Set problem A
Give the records again from their start through the line with "share-folder-link[interactable]: Share this", switching "file-size" to "size-field" and changing nothing else.

Document extract
## Start
Chairman of the Joint Chiefs Mark Milley received a warning about what could be a bumpy transition from a retired military buddy on election night 2020 as returns were coming in.
The friend called and told Milley: ‘You are an island unto yourself right now. You are not tethered. Your loyalty is to the Constitution. You represent the stability of the republic,’ according to the book.
‘There’s fourth-rate people at the Pentagon. And you have fifth-rate people at the White House. You’re surrounded by total incompetence. Hang in there. Hang tough,’ the friend said.
Milley was watching the election returns from his home at Fort Myer in Arlington, Virginia.
They wrote that he ‘memorialized the night by keeping his own scorecard of states in his journal.’
And around 10:30 p.m. he received the call.
Earlier in the day, Milley, Defense Secretary Mark Esper and other officials were briefed about security concerns around the nation, including that if Trump won 10,000 to 15,000 Americans could take to the streets in Washington, D.C. to protest.
Esper – who had been on the chopping block with Trump since June when he refused to use the Insurrection Act on Black Lives Matter protesters – also viewed his potential firing as a security threat.
Chairman of the Joint Chiefs Mark Milley received a warning call from a military buddy on election night telling him that he was ‘surrounded by total incompetence,’ a new book said
Leonnig and Rucker wrote in the book that Esper had NBC’s Courtney Kube kill a story that said he was preparing to be fired by Trump the day after the election.
The story was to also detail Esper’s efforts to help lawmakers on Capitol Hill rename Confederate-named military bases, something that Trump had campaigned against.
Esper feared if it was published before the election, it would trigger a premature firing.
‘He was worried about what Trump might try to do with the military if he were not at the helm,’ Rucker and Leonnig wrote. ‘Esper warned Kube that publishing her story could result in a more compliant acting secretary of defense, which could have worrisome repercussions.’
The story was held.
The authors also detail what happened at the White House on election night.
## End
Dataset excerpts
## Start
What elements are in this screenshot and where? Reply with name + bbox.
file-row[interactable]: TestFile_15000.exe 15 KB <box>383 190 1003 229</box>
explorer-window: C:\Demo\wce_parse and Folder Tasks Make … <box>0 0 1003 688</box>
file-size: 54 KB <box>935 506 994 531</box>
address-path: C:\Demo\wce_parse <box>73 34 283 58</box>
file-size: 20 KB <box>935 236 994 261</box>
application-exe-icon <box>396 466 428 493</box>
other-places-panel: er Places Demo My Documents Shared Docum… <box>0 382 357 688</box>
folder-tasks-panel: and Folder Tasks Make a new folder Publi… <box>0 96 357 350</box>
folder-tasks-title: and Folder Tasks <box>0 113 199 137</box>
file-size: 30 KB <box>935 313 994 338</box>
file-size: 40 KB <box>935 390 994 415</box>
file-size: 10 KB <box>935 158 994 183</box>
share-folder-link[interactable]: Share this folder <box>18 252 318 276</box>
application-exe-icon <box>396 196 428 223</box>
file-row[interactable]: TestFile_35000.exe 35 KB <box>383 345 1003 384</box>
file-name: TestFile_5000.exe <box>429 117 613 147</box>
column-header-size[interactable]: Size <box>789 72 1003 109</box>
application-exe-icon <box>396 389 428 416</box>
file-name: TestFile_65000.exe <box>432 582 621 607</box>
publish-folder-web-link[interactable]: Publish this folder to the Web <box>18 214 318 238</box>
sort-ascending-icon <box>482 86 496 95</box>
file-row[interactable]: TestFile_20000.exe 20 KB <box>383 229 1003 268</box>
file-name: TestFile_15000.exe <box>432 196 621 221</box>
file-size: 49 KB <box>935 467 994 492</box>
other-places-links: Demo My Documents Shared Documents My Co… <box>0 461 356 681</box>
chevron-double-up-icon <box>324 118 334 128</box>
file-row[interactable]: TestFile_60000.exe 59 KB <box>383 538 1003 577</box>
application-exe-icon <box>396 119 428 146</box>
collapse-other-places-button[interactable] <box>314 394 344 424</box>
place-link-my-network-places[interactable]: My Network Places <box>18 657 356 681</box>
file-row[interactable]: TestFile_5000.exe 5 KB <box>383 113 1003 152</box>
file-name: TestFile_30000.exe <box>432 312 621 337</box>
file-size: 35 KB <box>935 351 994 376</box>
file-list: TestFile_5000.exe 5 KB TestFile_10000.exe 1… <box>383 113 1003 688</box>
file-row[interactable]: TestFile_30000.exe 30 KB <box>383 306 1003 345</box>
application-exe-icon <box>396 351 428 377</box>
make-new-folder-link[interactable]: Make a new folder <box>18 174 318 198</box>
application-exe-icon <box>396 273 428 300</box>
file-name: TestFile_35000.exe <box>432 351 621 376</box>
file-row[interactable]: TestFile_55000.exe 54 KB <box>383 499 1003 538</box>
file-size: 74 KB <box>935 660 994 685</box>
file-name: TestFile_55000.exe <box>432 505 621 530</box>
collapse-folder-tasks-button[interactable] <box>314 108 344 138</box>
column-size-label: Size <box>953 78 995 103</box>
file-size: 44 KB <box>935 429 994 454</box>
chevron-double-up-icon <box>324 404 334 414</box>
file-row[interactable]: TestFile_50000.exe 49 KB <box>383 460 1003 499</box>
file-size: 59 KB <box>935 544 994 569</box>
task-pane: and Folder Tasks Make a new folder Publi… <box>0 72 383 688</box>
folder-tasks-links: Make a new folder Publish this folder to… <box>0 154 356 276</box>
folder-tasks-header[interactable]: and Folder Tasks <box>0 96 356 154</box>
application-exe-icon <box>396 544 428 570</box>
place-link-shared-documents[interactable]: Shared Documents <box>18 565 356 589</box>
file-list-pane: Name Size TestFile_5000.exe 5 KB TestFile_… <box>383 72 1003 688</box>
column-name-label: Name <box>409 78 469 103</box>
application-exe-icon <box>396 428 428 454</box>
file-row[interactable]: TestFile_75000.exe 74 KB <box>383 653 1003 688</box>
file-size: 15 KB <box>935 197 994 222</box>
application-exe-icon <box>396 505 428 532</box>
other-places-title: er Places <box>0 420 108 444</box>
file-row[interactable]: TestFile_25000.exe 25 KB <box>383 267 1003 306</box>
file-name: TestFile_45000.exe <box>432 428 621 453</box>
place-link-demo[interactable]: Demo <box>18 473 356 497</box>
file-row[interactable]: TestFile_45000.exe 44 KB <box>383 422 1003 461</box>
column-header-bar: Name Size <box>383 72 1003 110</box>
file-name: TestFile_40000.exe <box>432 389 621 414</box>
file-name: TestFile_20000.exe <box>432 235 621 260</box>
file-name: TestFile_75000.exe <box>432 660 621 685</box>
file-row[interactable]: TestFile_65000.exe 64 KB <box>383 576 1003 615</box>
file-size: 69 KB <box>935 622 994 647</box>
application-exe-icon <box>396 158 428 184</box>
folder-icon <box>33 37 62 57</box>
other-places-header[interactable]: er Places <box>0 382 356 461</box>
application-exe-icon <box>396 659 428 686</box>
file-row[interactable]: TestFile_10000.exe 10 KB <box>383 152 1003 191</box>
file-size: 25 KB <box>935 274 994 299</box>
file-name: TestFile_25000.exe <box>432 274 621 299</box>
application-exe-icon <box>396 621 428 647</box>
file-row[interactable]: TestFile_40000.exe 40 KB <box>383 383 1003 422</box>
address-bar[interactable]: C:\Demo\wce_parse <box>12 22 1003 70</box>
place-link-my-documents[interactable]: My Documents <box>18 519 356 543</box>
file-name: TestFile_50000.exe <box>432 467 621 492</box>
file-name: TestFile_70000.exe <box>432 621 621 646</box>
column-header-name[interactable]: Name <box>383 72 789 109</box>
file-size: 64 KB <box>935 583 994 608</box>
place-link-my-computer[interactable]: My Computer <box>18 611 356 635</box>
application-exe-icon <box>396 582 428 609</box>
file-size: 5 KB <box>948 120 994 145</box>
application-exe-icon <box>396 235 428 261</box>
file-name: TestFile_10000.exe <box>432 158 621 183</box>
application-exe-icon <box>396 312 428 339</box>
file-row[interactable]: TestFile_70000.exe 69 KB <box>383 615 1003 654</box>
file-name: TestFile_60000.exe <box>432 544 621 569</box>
## End
Set problem B
According to the Milley article, where was Milley watching the election returns?

Task response A
What elements are in this screenshot and where? Reply with name + bbox.
file-row[interactable]: TestFile_15000.exe 15 KB <box>383 190 1003 229</box>
explorer-window: C:\Demo\wce_parse and Folder Tasks Make … <box>0 0 1003 688</box>
size-field: 54 KB <box>935 506 994 531</box>
address-path: C:\Demo\wce_parse <box>73 34 283 58</box>
size-field: 20 KB <box>935 236 994 261</box>
application-exe-icon <box>396 466 428 493</box>
other-places-panel: er Places Demo My Documents Shared Docum… <box>0 382 357 688</box>
folder-tasks-panel: and Folder Tasks Make a new folder Publi… <box>0 96 357 350</box>
folder-tasks-title: and Folder Tasks <box>0 113 199 137</box>
size-field: 30 KB <box>935 313 994 338</box>
size-field: 40 KB <box>935 390 994 415</box>
size-field: 10 KB <box>935 158 994 183</box>
share-folder-link[interactable]: Share this folder <box>18 252 318 276</box>

Task response B
From his home at Fort Myer in Arlington, Virginia.